** START Data entries **
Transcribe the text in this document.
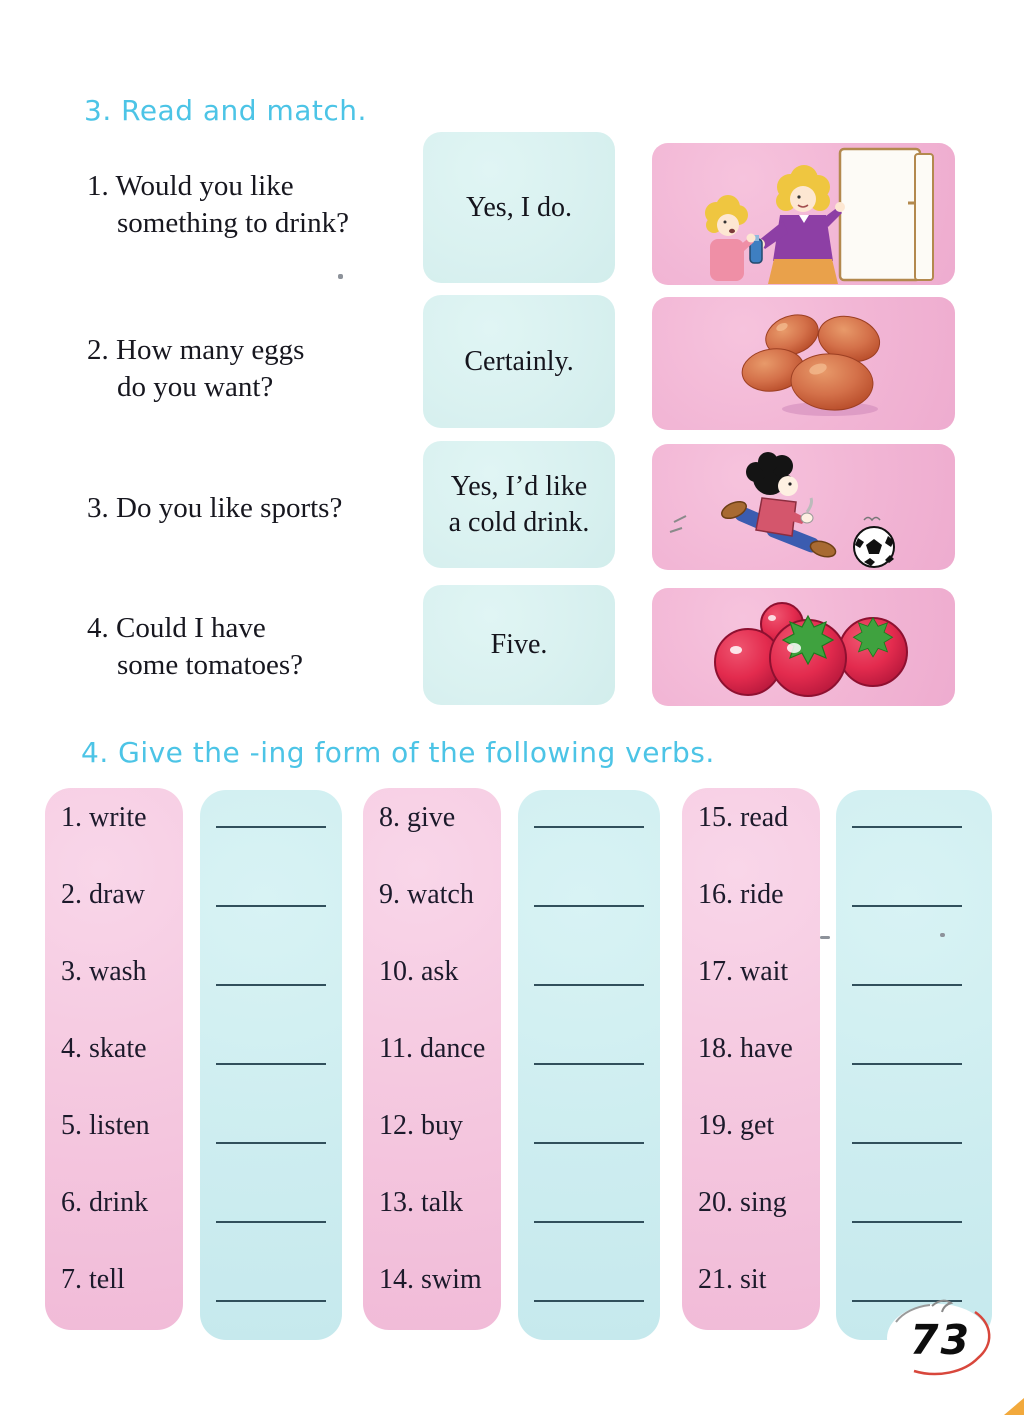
3. Read and match.
1. Would you like
something to drink?
2. How many eggs
do you want?
3. Do you like sports?
4. Could I have
some tomatoes?
Yes, I do.
Certainly.
Yes, I’d like
a cold drink.
Five.
4. Give the -ing form of the following verbs.
1. write
2. draw
3. wash
4. skate
5. listen
6. drink
7. tell
8. give
9. watch
10. ask
11. dance
12. buy
13. talk
14. swim
15. read
16. ride
17. wait
18. have
19. get
20. sing
21. sit
73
** END Data entries **
What this task involves
Working from the material above, transcribe it exactly while omitting pictures.

Finished task
Transcribe the text in this document.
3. Read and match.
1. Would you like
something to drink?
2. How many eggs
do you want?
3. Do you like sports?
4. Could I have
some tomatoes?
Yes, I do.
Certainly.
Yes, I’d like
a cold drink.
Five.
4. Give the -ing form of the following verbs.
1. write
2. draw
3. wash
4. skate
5. listen
6. drink
7. tell
8. give
9. watch
10. ask
11. dance
12. buy
13. talk
14. swim
15. read
16. ride
17. wait
18. have
19. get
20. sing
21. sit
73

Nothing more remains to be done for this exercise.